### EXERCISE 1
Identify every line in the entries below that contains the word "vehicle", and copy each of those lines. Case counts.

A little over a decade ago, studies of ape language seemed to have been
discredited in respectable intellectual circles. Half-a-dozen projects,
in which individual chimpanzees had been taught various forms of sign language,
were summarily dismissed by some scholars as irrelevant to their ultimate
goal – an understanding of the evolution of human language.

For instance, in March 1980, Herbert Terrace, a psychologist at Columbia
University, New York, stated in a landmark paper in Science that the apes
were doing little more than mimicking their instructors, a skill that, in
different ways, rats and pigeons acquire with ease. The apes displayed no
sense of grammatical structure in their use of symbols, he said. Later the
same year, Thomas Sebeok, a linguist at Indiana University, went so far
as to suggest at a major conference in New York that ape-language researchers
were, at best, victims of self-delusion or, at worst, perpetrators of outright
fraud. As a result of these assaults, funding for ape-language studies virtually
dried up. Many journals, including Science, subsequently refused to publish
what little research was being written up.

In one of those nice accidents of history, 1980 also saw the birth of
a pygmy chimpanzee called Kanzi, whose activi-ties were destined to force
a re-evaluation of language abilities in apes and challenge the new Terrace/Sebeok
position. Kanzi lives with Panzee and Panbanisha at the Language Research
Center in Atlanta, part of Georgia State University. Not only is he said
to approach some of the key criteria of grammatical rules in his use of
‘words’ on a lexigram, but he is also able to comprehend complex spoken
sentences, a first in ape-language studies. Sue Savage-Rumbaugh, Kanzi’s
guardian at the Language Research Center, last summer described her charge’s
accomplishments at a Wenner-Gren Foundation meeting in Portugal. Participants
were impressed. ‘There was a consensus that the new data on chimpanzees
. . . go even further than previous ape studies in making us question the
nature of human uniqueness,’ says Iain Davidson of the University of New
England, Australia.

### EXERCISE 2
Rewrite the passage on ape language, starting with "For instance, in" and going on through "being written up.", with "Science" renamed to "Nature" throughout.

Dataset entries:

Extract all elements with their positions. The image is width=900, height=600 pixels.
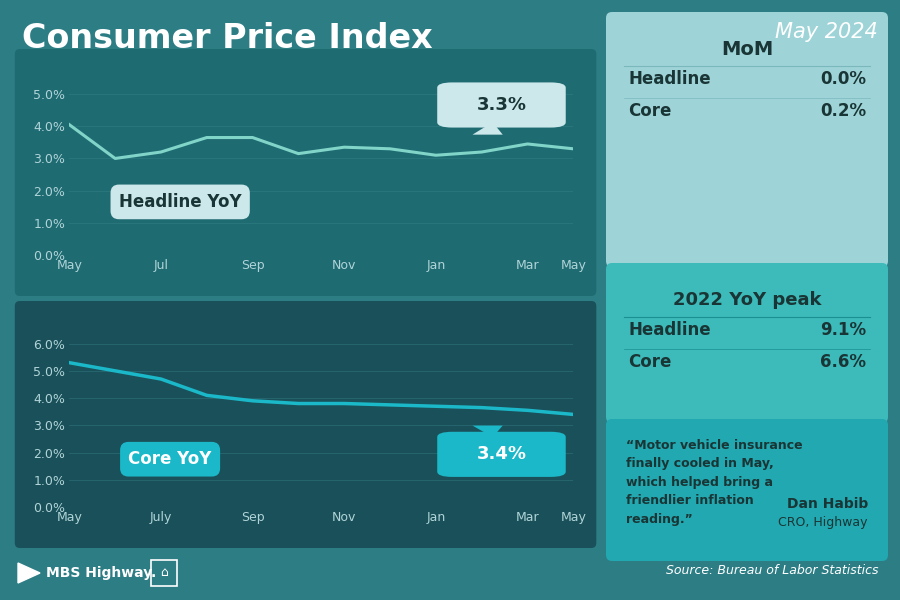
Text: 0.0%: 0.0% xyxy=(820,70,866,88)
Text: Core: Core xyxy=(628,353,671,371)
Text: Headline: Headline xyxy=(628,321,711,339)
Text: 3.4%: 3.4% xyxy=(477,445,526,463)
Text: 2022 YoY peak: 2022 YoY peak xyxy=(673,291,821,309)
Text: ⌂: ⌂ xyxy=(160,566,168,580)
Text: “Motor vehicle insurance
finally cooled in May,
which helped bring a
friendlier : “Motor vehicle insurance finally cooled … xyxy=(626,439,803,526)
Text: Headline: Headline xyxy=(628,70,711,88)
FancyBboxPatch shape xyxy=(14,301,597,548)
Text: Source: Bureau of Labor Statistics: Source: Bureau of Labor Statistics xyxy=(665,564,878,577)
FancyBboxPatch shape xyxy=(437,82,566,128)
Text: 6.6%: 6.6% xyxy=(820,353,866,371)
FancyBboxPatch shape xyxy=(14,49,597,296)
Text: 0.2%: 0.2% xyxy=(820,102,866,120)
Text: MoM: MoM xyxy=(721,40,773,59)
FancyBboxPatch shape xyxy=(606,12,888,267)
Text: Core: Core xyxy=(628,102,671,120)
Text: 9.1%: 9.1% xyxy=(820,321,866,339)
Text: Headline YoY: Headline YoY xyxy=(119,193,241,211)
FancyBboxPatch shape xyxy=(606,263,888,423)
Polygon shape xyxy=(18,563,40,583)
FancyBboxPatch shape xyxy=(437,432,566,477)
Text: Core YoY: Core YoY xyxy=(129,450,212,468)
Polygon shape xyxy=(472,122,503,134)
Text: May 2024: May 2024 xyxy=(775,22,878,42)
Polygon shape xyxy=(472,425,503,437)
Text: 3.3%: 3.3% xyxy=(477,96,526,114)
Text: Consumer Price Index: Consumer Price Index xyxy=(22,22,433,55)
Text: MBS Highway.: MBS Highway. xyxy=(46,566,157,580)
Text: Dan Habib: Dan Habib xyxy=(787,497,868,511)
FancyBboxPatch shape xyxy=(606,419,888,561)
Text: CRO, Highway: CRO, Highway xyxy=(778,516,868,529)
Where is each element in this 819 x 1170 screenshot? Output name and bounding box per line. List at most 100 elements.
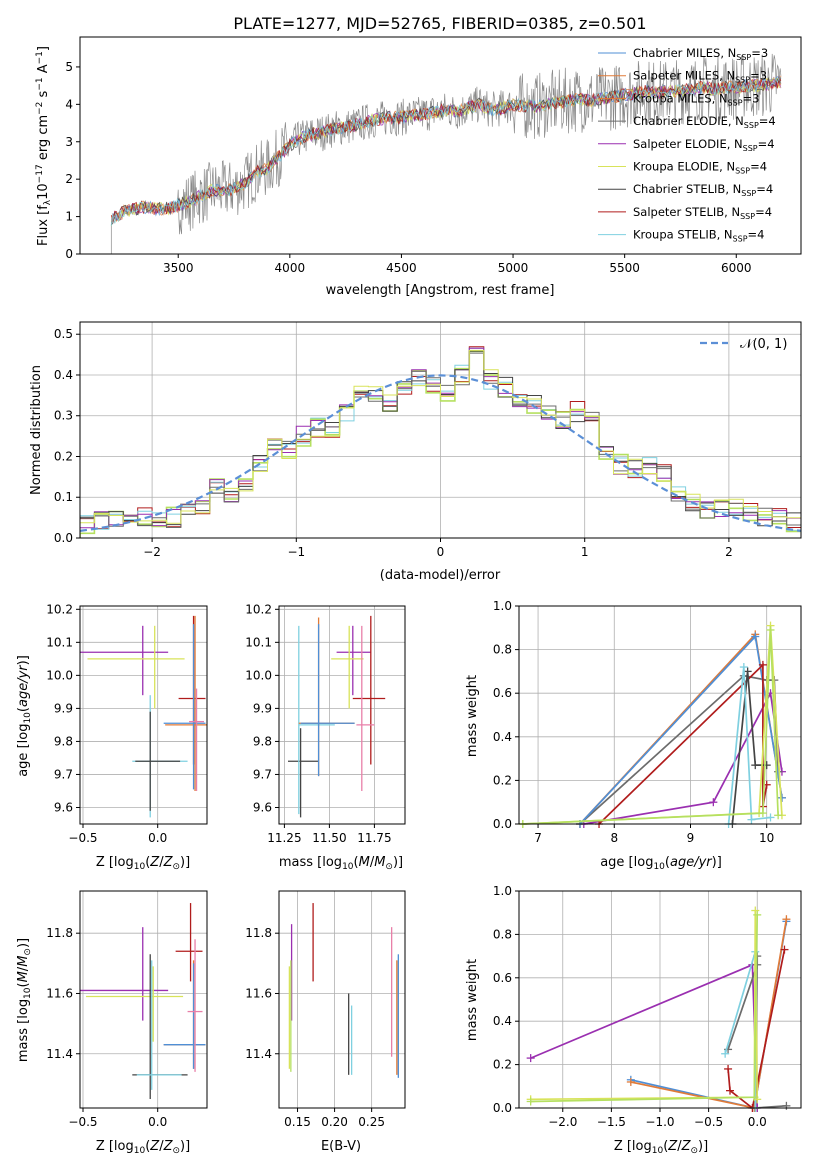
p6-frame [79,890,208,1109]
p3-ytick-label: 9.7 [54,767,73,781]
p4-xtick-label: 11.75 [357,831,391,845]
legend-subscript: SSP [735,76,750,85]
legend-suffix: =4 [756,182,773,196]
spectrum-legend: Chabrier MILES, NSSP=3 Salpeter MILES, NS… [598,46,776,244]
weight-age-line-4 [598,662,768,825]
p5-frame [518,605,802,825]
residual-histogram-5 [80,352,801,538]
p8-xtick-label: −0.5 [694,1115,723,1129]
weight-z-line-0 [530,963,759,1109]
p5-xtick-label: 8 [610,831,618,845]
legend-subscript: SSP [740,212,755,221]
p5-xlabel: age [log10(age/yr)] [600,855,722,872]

### EXERCISE RESULT 1
Text: “Motor vehicle insurance
friendlier : “Motor vehicle insurance finally cooled … xyxy=(626,439,803,526)

### EXERCISE RESULT 2
For instance, in March 1980, Herbert Terrace, a psychologist at Columbia
University, New York, stated in a landmark paper in Nature that the apes
were doing little more than mimicking their instructors, a skill that, in
different ways, rats and pigeons acquire with ease. The apes displayed no
sense of grammatical structure in their use of symbols, he said. Later the
same year, Thomas Sebeok, a linguist at Indiana University, went so far
as to suggest at a major conference in New York that ape-language researchers
were, at best, victims of self-delusion or, at worst, perpetrators of outright
fraud. As a result of these assaults, funding for ape-language studies virtually
dried up. Many journals, including Nature, subsequently refused to publish
what little research was being written up.